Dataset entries
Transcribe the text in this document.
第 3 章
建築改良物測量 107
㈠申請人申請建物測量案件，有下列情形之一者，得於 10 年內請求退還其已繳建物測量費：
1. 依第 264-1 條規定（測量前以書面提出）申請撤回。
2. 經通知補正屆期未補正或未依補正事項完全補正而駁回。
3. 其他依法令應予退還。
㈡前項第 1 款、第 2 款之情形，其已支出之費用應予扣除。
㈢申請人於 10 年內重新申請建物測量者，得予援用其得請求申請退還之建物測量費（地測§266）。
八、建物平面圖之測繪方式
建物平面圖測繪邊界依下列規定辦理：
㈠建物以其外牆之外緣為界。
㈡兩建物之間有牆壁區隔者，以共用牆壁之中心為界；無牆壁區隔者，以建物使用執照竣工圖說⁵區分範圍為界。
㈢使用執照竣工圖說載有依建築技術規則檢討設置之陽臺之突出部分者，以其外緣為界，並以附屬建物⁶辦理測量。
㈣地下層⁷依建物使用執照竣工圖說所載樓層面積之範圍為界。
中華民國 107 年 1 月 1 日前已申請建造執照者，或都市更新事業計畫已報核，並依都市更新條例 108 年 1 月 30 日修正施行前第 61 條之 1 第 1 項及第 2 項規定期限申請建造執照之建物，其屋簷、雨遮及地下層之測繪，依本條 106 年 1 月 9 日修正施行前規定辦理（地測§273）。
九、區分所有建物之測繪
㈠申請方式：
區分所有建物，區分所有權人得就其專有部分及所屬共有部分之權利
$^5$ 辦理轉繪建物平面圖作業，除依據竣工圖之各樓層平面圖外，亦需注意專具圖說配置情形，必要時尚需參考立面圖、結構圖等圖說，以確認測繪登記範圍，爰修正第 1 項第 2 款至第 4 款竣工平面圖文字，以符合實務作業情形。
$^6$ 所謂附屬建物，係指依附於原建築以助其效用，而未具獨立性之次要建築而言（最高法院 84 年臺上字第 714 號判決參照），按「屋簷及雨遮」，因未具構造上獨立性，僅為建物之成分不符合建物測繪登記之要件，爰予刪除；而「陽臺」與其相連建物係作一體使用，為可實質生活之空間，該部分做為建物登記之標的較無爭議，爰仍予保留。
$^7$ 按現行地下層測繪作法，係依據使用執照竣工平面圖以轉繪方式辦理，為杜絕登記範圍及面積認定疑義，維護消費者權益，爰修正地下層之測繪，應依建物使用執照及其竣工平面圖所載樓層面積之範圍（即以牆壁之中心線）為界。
--
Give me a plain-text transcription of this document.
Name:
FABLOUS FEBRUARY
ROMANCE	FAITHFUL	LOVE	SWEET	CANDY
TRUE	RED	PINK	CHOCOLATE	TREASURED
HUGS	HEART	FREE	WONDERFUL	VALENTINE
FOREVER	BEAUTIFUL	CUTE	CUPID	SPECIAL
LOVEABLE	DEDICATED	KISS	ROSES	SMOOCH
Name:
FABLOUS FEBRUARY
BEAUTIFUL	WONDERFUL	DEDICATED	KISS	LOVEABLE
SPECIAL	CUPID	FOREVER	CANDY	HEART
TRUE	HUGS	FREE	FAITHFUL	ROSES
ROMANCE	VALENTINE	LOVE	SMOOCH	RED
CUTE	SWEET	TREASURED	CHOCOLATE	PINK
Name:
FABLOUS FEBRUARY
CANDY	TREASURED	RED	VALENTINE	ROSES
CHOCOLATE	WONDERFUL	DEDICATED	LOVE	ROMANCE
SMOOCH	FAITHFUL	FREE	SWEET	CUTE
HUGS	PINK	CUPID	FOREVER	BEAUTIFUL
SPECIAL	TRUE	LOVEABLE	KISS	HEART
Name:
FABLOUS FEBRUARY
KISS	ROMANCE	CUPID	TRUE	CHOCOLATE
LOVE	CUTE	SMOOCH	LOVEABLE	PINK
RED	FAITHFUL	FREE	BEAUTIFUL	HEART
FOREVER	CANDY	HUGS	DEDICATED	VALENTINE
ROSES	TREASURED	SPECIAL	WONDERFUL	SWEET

EXERCISE DIRECTIONS - Gather up every line from the listing above in which the word "HUGS" occurs.

SOLUTION TO THIS PROBLEM -
HUGS	HEART	FREE	WONDERFUL	VALENTINE
TRUE	HUGS	FREE	FAITHFUL	ROSES
HUGS	PINK	CUPID	FOREVER	BEAUTIFUL
FOREVER	CANDY	HUGS	DEDICATED	VALENTINE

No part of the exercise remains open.